— START Data records —
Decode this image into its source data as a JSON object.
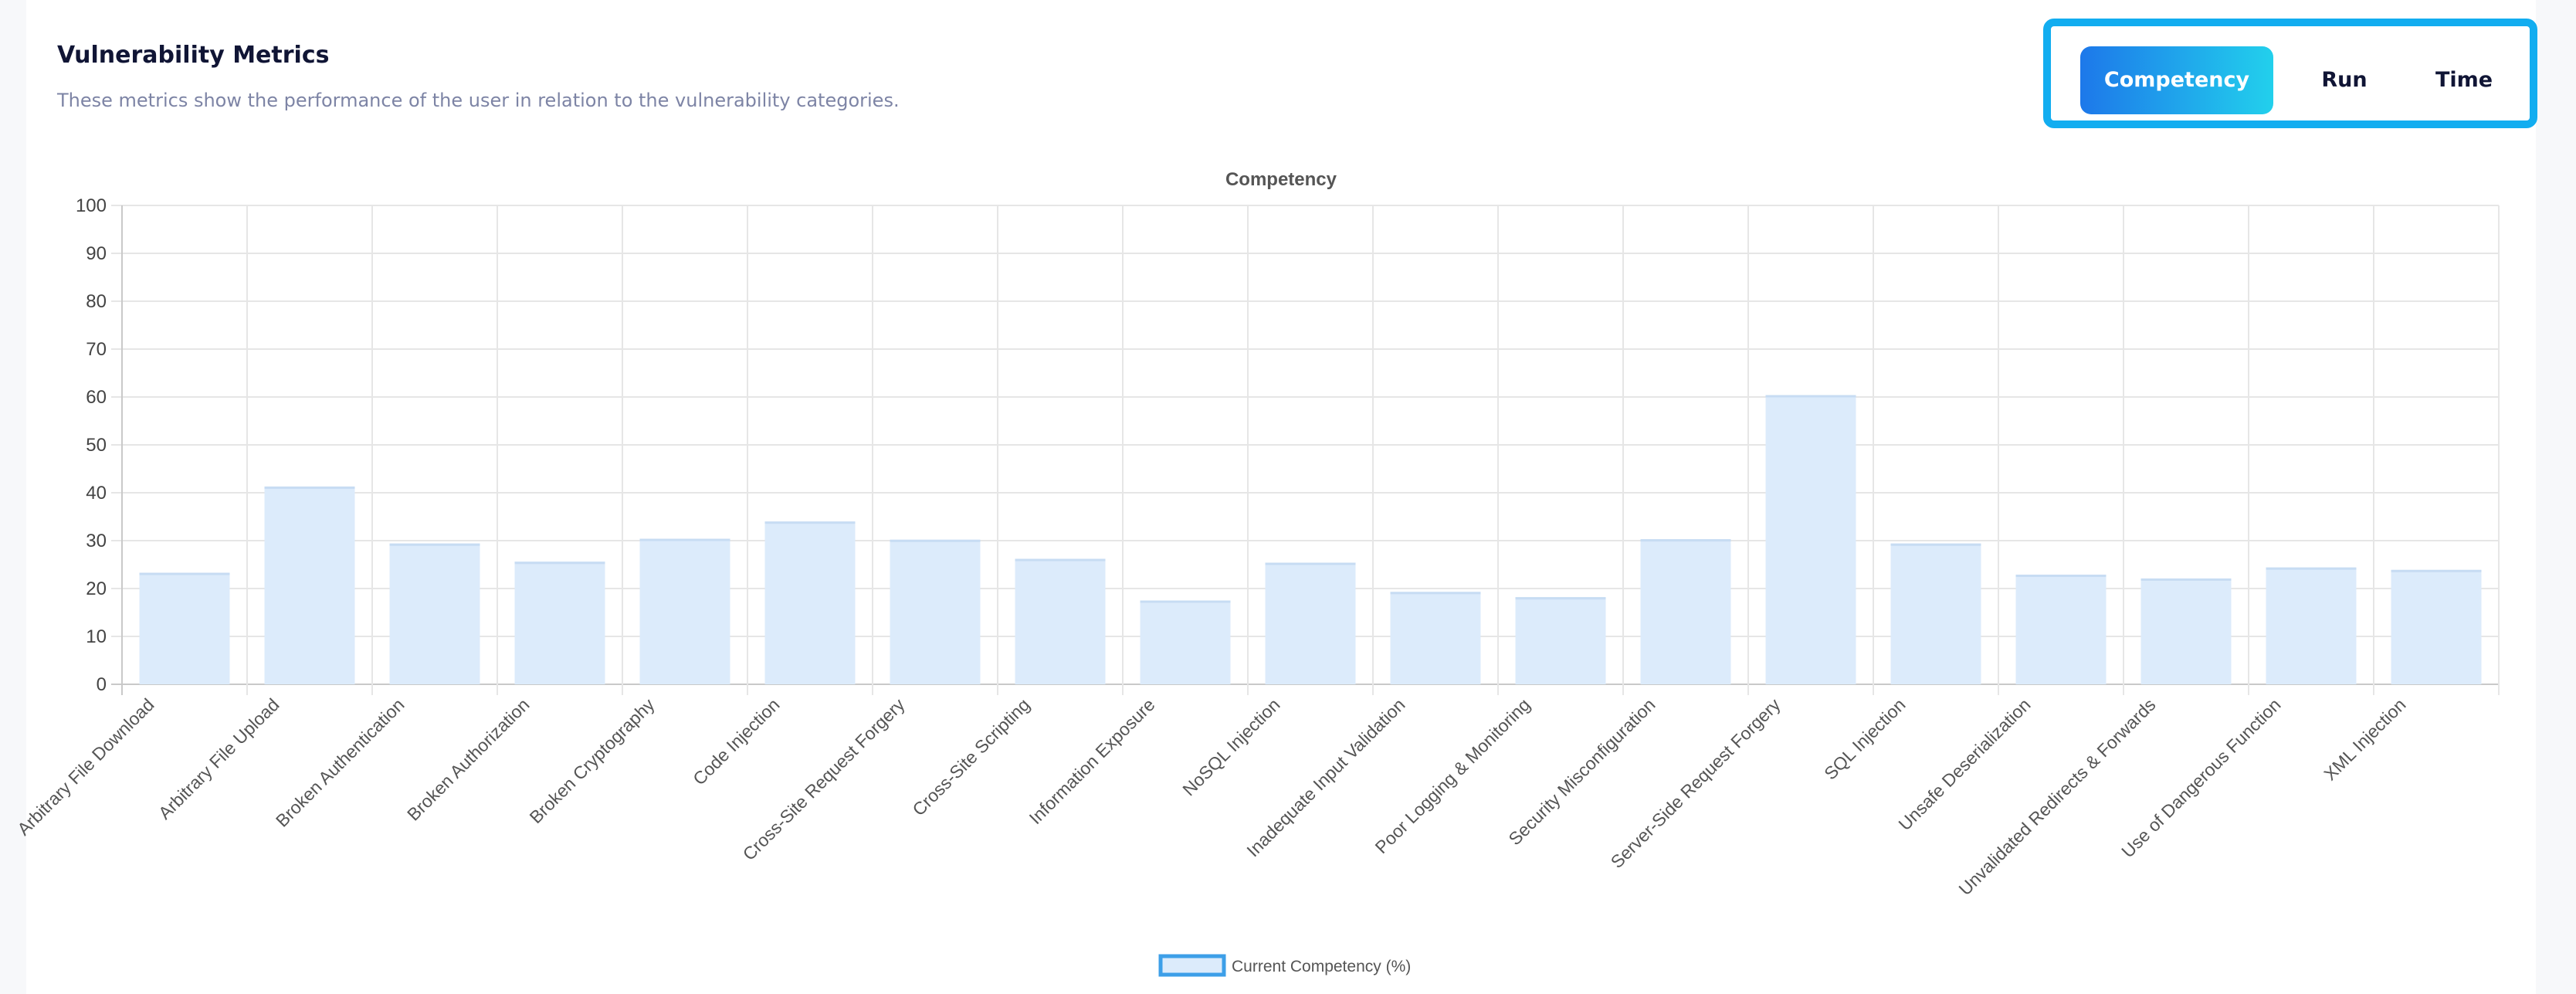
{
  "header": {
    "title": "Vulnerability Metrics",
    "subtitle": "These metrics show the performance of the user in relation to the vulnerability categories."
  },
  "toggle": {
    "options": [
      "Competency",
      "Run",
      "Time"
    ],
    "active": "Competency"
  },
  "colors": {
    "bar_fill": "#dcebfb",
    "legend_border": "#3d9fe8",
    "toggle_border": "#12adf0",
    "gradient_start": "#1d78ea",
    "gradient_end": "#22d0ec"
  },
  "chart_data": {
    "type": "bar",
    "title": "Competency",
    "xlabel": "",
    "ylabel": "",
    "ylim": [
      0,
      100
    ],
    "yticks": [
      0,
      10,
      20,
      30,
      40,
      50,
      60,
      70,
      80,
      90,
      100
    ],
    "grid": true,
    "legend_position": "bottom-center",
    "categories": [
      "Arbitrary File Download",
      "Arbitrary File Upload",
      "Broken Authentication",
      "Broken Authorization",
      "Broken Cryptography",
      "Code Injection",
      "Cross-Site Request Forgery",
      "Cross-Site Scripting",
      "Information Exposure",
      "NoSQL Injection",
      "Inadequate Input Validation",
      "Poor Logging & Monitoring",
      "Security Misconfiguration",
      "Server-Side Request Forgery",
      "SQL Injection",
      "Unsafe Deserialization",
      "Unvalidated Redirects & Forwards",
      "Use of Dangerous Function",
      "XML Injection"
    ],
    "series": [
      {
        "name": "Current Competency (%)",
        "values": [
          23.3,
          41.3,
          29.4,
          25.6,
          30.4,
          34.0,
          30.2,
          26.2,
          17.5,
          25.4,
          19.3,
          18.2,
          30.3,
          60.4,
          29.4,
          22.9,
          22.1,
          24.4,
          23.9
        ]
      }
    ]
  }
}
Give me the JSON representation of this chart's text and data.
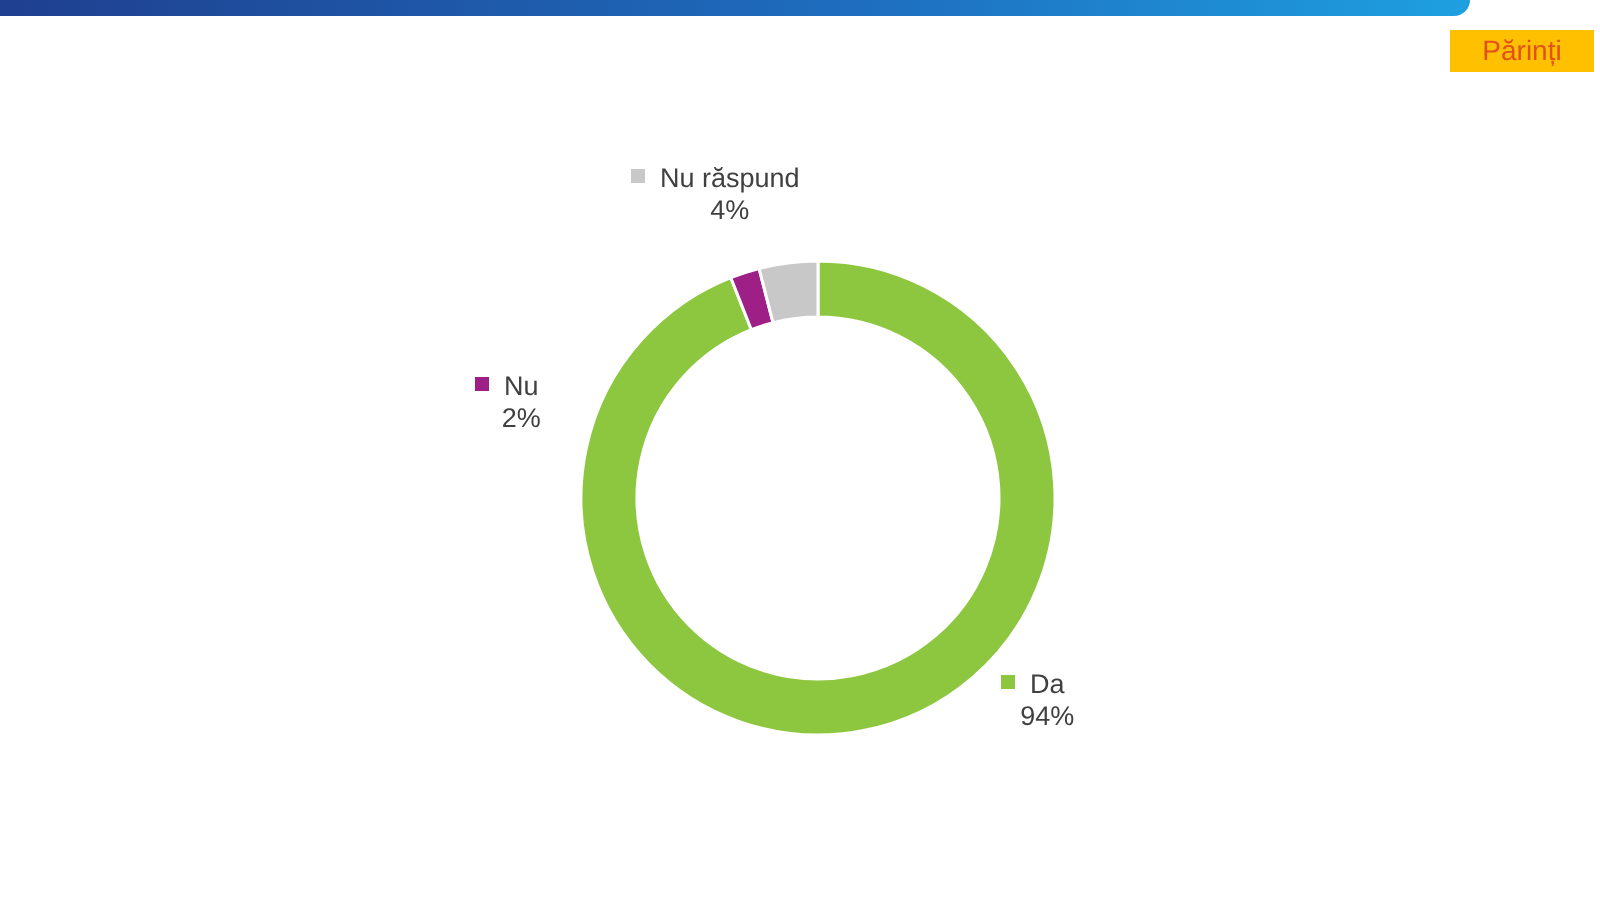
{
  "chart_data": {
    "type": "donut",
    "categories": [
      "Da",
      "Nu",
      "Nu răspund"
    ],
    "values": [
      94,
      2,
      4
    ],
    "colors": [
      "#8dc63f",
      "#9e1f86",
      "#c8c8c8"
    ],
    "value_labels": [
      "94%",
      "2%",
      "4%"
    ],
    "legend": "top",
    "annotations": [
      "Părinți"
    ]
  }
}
— END Data records —
What the exercise asks:
Reproduce the whole listing word for word, setting aside any pictures.

Reply to the exercise:
Decode this image into its source data as a JSON object.
{
  "header": {
    "title": "Vulnerability Metrics",
    "subtitle": "These metrics show the performance of the user in relation to the vulnerability categories."
  },
  "toggle": {
    "options": [
      "Competency",
      "Run",
      "Time"
    ],
    "active": "Competency"
  },
  "colors": {
    "bar_fill": "#dcebfb",
    "legend_border": "#3d9fe8",
    "toggle_border": "#12adf0",
    "gradient_start": "#1d78ea",
    "gradient_end": "#22d0ec"
  },
  "chart_data": {
    "type": "bar",
    "title": "Competency",
    "xlabel": "",
    "ylabel": "",
    "ylim": [
      0,
      100
    ],
    "yticks": [
      0,
      10,
      20,
      30,
      40,
      50,
      60,
      70,
      80,
      90,
      100
    ],
    "grid": true,
    "legend_position": "bottom-center",
    "categories": [
      "Arbitrary File Download",
      "Arbitrary File Upload",
      "Broken Authentication",
      "Broken Authorization",
      "Broken Cryptography",
      "Code Injection",
      "Cross-Site Request Forgery",
      "Cross-Site Scripting",
      "Information Exposure",
      "NoSQL Injection",
      "Inadequate Input Validation",
      "Poor Logging & Monitoring",
      "Security Misconfiguration",
      "Server-Side Request Forgery",
      "SQL Injection",
      "Unsafe Deserialization",
      "Unvalidated Redirects & Forwards",
      "Use of Dangerous Function",
      "XML Injection"
    ],
    "series": [
      {
        "name": "Current Competency (%)",
        "values": [
          23.3,
          41.3,
          29.4,
          25.6,
          30.4,
          34.0,
          30.2,
          26.2,
          17.5,
          25.4,
          19.3,
          18.2,
          30.3,
          60.4,
          29.4,
          22.9,
          22.1,
          24.4,
          23.9
        ]
      }
    ]
  }
}
Give me the JSON representation of this chart's text and data.
{
  "chart_data": {
    "type": "donut",
    "categories": [
      "Da",
      "Nu",
      "Nu răspund"
    ],
    "values": [
      94,
      2,
      4
    ],
    "colors": [
      "#8dc63f",
      "#9e1f86",
      "#c8c8c8"
    ],
    "value_labels": [
      "94%",
      "2%",
      "4%"
    ],
    "legend": "top",
    "annotations": [
      "Părinți"
    ]
  }
}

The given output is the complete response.